Your instructions => Give the count of lines containing the string "purposes", with no other output.

Entries taken from a collection
--- Begin ---

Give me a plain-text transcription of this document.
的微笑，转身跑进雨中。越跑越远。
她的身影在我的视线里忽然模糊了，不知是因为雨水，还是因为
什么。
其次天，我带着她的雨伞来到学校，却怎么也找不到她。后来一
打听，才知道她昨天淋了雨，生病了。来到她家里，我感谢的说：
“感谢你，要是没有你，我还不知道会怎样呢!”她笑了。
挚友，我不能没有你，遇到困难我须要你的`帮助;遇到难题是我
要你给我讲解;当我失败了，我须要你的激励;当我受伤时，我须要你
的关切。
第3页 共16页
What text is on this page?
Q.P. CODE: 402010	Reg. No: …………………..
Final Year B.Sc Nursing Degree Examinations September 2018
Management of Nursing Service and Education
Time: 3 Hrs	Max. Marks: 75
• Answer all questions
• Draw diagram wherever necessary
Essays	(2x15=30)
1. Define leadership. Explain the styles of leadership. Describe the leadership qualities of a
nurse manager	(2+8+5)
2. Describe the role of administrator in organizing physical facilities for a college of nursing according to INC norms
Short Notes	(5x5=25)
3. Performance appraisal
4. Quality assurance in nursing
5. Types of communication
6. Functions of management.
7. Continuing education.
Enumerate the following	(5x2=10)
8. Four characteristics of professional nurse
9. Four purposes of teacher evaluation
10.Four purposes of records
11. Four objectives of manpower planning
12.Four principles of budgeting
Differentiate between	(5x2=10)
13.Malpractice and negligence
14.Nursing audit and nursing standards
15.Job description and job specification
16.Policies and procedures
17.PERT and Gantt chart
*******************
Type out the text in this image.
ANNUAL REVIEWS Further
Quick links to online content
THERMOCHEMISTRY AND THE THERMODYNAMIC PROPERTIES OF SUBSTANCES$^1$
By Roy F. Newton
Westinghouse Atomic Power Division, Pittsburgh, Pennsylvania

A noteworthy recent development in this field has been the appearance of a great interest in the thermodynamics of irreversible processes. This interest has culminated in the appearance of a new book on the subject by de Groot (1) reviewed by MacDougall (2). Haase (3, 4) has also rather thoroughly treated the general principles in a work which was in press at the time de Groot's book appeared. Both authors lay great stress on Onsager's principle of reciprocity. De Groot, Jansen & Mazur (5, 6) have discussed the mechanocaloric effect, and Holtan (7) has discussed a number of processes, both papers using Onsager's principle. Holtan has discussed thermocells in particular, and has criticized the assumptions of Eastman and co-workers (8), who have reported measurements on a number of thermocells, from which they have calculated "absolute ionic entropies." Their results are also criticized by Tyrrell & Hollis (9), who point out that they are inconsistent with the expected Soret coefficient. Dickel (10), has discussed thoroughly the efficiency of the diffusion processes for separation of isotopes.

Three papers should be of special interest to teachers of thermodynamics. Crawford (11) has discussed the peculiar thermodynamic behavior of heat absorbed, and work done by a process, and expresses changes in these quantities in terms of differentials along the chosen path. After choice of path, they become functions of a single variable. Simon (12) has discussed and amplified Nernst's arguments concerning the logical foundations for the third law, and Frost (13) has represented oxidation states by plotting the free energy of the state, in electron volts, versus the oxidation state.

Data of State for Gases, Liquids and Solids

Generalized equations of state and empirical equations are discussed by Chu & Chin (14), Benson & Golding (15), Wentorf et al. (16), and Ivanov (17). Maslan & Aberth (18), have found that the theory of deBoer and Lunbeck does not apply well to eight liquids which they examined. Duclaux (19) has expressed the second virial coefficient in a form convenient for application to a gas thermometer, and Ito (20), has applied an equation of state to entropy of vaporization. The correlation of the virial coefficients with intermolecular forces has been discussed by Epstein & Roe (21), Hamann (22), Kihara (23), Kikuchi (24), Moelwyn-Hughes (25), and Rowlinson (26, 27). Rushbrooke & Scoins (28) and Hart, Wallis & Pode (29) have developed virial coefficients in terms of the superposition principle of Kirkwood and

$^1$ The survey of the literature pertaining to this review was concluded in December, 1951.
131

--- End ---

Reply to the task => 2